(Records from a dataset)

--- Start ---

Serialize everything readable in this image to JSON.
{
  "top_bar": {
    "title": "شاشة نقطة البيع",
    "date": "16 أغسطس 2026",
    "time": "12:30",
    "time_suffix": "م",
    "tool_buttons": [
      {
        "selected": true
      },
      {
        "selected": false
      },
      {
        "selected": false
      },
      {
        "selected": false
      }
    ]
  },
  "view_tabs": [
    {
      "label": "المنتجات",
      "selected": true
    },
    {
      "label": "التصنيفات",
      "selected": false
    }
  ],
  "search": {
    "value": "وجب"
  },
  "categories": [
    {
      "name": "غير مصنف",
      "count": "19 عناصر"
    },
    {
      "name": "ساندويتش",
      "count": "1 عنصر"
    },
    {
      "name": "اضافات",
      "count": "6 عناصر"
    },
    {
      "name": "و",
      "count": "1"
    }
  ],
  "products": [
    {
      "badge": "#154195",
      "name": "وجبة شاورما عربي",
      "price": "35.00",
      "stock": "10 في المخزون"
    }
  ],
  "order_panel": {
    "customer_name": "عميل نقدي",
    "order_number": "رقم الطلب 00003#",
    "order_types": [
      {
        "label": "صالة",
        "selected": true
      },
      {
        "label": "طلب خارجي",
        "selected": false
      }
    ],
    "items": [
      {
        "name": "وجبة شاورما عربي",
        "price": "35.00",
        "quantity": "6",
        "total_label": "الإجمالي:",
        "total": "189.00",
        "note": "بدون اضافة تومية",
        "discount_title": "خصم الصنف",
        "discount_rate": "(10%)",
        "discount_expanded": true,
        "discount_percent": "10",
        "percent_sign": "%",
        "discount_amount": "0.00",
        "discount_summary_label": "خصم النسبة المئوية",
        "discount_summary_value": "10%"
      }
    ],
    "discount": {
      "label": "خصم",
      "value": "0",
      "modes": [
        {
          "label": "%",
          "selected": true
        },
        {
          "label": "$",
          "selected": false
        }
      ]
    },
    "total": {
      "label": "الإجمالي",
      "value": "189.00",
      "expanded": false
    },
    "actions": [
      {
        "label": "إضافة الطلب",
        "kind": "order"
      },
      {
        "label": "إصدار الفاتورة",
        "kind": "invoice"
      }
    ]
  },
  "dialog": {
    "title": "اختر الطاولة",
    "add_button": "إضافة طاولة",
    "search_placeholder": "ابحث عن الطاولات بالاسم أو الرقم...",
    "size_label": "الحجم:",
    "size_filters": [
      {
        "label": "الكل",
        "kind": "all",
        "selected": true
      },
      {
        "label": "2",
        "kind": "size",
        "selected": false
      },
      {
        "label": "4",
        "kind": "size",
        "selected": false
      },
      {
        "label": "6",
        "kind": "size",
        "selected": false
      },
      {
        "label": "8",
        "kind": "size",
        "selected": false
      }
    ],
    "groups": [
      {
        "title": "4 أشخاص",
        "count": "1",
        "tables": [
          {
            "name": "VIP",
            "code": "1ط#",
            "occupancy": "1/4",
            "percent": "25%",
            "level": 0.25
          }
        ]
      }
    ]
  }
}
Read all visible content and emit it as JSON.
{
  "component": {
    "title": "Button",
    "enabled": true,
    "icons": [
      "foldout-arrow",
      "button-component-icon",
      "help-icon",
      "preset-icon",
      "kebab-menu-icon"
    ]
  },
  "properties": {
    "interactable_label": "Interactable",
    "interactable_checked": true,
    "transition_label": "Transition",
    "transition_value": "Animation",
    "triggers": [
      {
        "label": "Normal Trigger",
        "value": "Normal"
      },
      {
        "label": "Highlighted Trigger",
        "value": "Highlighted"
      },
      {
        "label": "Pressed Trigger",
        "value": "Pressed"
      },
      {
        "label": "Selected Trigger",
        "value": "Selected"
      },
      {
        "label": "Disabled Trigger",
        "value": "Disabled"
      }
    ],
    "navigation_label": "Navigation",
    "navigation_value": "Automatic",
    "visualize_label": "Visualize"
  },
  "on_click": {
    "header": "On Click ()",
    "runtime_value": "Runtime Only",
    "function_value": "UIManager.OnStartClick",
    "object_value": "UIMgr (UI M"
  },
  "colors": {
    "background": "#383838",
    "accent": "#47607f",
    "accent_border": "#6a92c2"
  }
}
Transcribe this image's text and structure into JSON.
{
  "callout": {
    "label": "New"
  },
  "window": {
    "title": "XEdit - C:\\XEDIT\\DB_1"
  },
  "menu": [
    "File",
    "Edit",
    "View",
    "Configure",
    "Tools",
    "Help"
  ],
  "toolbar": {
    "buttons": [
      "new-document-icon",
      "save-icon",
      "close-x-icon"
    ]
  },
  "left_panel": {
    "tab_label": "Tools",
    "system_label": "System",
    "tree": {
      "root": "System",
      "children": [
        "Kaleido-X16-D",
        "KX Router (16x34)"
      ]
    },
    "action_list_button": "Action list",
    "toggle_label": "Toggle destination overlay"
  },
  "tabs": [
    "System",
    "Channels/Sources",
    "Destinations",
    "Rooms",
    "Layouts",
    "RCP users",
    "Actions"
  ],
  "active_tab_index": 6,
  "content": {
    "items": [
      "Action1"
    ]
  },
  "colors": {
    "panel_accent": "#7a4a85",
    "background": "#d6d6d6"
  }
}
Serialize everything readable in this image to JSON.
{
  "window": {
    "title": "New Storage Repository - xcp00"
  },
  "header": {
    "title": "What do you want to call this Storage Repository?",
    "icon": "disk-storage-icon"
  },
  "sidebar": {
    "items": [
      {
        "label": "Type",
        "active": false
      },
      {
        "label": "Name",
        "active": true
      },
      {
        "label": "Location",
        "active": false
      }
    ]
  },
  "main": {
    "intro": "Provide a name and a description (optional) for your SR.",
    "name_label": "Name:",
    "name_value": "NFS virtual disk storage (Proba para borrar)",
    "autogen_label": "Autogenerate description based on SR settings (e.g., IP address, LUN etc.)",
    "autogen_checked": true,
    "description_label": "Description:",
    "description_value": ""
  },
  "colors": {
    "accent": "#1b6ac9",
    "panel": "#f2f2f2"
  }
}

--- End ---

Where a line holds "content", copy that line.

Read all visible content and emit it as JSON.
  "content": {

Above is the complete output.